■ Description of the task: Tally the lines that contain the string "name" and state that total without comment.

■ Records supplied:
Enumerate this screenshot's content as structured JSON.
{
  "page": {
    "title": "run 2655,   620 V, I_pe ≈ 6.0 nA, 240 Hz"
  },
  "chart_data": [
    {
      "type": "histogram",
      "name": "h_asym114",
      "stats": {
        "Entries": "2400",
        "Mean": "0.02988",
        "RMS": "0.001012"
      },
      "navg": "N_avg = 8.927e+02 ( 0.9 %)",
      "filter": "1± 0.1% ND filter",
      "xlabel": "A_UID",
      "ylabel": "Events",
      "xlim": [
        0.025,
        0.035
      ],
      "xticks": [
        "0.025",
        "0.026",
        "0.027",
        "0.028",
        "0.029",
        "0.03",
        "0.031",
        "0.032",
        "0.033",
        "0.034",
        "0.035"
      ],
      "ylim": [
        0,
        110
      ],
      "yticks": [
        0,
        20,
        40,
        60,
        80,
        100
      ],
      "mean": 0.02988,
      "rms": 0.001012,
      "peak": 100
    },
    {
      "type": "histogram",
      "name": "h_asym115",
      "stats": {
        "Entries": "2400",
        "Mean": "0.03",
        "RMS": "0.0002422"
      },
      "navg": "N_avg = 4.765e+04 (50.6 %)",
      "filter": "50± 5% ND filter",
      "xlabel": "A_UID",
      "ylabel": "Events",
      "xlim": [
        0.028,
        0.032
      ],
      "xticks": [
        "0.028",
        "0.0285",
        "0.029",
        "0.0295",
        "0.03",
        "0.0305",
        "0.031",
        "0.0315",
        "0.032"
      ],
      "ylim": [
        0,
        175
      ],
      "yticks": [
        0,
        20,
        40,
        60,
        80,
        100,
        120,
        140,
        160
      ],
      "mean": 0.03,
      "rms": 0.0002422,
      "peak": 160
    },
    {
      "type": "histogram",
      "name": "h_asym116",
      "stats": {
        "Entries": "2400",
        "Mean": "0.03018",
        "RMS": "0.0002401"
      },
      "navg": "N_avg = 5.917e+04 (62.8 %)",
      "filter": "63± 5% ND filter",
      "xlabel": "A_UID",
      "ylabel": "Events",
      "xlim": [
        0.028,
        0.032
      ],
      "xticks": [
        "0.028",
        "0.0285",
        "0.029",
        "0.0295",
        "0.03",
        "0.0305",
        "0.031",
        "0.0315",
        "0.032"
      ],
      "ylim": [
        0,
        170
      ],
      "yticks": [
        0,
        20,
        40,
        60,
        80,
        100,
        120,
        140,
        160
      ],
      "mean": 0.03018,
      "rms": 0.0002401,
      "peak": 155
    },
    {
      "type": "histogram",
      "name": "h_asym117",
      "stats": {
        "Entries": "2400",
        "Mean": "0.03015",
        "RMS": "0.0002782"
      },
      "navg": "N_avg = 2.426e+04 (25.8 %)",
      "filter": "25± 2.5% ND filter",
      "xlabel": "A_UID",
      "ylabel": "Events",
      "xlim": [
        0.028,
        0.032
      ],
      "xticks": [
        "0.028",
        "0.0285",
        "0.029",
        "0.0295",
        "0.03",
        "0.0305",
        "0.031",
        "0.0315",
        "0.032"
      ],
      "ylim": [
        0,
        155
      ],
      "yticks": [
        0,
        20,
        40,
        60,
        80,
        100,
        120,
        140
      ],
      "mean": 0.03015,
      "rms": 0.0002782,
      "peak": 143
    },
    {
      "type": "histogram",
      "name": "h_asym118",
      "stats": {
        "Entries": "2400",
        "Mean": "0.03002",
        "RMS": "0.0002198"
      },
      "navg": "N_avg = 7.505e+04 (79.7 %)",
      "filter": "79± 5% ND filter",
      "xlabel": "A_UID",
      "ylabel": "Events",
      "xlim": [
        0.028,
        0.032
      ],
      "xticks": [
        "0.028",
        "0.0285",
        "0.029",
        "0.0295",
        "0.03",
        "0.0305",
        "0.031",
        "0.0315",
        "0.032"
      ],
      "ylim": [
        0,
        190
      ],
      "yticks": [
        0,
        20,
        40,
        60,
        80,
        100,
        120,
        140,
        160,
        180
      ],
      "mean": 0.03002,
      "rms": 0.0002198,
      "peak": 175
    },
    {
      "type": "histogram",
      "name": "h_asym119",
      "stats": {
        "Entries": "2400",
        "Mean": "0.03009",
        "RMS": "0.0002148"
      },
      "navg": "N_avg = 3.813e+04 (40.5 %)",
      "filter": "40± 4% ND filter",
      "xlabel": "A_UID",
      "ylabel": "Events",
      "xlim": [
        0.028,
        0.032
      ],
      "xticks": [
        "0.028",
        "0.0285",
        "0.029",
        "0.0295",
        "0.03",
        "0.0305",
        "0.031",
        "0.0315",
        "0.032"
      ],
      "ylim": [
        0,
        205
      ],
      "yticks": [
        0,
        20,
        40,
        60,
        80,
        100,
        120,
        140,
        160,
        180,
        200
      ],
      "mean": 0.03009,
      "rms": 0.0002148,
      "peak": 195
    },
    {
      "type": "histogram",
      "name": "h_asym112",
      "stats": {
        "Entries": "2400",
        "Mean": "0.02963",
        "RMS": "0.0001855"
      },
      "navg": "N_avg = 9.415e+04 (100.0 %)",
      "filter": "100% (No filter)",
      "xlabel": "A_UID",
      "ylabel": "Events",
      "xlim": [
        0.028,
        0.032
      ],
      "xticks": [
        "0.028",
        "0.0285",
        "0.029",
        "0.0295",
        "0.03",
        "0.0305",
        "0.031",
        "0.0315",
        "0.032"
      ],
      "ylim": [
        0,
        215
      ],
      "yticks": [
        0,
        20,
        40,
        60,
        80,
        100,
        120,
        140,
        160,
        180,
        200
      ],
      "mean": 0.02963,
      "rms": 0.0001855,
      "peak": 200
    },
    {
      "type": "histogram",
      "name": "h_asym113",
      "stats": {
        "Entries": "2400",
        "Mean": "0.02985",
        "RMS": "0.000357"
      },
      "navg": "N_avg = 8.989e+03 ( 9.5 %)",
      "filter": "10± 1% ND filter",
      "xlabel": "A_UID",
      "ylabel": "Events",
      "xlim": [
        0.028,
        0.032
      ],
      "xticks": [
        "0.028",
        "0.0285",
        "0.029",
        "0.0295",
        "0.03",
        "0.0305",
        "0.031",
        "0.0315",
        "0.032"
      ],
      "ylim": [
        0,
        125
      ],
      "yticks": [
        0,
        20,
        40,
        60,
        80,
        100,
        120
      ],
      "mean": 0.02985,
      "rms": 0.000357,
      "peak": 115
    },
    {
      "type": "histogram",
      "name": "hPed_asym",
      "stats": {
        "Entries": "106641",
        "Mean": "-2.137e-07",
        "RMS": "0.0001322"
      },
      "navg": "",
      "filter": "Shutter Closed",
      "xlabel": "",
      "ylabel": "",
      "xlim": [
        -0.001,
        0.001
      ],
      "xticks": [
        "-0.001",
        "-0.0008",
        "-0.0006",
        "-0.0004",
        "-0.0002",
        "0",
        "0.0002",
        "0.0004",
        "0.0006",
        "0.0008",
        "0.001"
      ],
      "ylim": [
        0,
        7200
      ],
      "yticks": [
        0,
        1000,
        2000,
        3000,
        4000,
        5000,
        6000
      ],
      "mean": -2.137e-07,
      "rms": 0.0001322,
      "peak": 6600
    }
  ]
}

■ Complete response: 9